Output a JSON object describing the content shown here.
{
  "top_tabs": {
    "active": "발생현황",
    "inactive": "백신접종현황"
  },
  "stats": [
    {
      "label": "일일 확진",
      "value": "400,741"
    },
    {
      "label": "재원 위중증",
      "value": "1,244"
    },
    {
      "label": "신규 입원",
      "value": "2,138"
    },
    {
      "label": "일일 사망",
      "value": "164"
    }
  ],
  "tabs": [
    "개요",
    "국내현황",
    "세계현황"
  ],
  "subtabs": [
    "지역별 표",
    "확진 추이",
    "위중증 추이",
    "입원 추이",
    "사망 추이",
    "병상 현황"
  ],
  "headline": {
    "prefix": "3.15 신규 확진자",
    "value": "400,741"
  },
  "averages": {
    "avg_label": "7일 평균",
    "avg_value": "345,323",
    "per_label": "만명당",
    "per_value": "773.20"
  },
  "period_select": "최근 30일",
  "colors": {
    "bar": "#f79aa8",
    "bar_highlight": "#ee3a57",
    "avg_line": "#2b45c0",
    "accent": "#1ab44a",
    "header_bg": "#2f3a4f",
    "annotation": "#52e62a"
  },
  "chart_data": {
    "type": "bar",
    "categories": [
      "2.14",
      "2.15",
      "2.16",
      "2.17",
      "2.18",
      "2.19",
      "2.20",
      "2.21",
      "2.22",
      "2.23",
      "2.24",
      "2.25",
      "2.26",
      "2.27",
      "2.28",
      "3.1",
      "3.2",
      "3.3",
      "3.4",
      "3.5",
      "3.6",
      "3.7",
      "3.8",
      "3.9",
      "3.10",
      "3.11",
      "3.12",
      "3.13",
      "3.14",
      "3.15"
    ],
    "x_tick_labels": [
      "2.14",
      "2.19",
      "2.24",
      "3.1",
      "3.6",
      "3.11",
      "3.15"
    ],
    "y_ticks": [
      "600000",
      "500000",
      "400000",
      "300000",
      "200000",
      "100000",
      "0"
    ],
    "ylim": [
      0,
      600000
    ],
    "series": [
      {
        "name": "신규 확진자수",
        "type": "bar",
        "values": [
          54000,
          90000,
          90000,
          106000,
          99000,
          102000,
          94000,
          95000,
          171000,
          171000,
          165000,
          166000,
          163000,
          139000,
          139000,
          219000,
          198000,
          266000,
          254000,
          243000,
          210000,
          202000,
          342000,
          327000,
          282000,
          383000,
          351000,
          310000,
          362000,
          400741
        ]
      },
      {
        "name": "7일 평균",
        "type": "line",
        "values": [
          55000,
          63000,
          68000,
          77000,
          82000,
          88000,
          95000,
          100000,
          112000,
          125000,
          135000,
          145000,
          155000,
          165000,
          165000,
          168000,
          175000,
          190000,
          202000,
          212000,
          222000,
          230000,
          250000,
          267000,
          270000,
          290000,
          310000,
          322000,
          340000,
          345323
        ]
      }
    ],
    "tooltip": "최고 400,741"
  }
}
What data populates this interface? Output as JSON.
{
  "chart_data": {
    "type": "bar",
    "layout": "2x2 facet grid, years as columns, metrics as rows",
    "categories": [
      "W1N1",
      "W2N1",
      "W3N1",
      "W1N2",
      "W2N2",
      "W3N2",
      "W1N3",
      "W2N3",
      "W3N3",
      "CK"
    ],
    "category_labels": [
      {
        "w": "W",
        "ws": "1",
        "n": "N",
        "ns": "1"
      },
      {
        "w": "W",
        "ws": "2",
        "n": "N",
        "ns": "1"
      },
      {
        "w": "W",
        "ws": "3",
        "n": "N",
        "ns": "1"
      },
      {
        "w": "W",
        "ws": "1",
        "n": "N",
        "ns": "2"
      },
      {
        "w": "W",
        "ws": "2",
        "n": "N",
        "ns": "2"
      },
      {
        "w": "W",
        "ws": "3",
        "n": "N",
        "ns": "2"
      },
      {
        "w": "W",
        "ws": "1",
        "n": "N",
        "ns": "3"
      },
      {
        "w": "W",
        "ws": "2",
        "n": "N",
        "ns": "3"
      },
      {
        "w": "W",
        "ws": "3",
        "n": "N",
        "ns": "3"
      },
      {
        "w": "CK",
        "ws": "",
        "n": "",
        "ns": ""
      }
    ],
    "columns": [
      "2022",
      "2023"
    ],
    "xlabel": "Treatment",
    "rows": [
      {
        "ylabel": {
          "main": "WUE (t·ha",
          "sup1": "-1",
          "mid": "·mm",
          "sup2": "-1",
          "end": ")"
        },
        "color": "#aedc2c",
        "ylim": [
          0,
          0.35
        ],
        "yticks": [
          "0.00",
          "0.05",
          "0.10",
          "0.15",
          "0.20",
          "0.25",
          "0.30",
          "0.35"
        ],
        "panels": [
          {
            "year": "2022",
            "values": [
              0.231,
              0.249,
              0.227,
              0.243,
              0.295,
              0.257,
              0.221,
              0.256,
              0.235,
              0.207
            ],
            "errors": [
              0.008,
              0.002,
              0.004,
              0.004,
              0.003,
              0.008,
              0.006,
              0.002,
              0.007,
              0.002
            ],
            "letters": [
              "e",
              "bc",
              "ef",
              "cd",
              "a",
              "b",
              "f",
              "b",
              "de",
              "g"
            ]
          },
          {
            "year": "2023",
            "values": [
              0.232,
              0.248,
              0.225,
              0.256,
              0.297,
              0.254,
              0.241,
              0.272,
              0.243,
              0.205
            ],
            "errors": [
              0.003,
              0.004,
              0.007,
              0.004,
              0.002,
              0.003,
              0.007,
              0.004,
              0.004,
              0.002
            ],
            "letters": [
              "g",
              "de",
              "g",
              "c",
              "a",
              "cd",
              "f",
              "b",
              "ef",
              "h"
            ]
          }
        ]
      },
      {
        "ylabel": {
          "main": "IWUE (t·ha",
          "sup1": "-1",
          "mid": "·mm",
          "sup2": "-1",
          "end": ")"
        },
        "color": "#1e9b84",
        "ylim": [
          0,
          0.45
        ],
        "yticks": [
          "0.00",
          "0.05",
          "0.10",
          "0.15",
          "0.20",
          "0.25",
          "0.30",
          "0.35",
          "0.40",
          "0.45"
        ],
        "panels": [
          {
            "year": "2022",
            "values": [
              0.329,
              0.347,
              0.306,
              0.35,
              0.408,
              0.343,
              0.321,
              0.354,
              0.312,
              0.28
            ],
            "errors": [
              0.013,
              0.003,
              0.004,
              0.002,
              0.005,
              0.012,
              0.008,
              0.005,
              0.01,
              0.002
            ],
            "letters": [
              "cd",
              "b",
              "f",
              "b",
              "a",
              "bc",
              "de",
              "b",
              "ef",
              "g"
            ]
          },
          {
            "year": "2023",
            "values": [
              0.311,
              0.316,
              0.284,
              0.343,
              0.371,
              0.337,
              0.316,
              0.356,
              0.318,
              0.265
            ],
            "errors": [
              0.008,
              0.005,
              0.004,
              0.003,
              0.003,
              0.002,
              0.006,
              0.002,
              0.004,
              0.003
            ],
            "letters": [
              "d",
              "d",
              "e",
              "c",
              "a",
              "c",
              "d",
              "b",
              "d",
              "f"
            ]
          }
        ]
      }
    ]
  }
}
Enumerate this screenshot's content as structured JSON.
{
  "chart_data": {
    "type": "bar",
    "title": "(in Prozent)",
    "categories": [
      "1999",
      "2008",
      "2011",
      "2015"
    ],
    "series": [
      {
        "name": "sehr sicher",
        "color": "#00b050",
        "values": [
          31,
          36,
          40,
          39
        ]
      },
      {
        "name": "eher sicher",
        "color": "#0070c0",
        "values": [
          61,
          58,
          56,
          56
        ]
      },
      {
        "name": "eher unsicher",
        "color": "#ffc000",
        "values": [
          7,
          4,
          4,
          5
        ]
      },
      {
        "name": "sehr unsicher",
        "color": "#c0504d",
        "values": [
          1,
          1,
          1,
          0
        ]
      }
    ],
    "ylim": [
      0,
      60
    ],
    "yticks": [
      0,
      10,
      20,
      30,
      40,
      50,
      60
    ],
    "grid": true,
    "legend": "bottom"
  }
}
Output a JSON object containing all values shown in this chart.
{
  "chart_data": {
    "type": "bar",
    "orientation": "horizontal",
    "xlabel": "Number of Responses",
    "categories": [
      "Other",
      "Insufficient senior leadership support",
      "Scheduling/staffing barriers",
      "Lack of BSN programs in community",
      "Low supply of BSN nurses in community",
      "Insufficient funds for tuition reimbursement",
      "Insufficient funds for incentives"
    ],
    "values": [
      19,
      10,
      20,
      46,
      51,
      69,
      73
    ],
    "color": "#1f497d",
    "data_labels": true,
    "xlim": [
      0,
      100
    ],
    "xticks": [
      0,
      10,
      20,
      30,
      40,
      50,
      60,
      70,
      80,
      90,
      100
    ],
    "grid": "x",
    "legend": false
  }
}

**********

__WHAT THE TASK REQUIRES__:
Read the data above and pull out each line that holds the string "funds".

__THE REPLY__:
      "Insufficient funds for tuition reimbursement",
      "Insufficient funds for incentives"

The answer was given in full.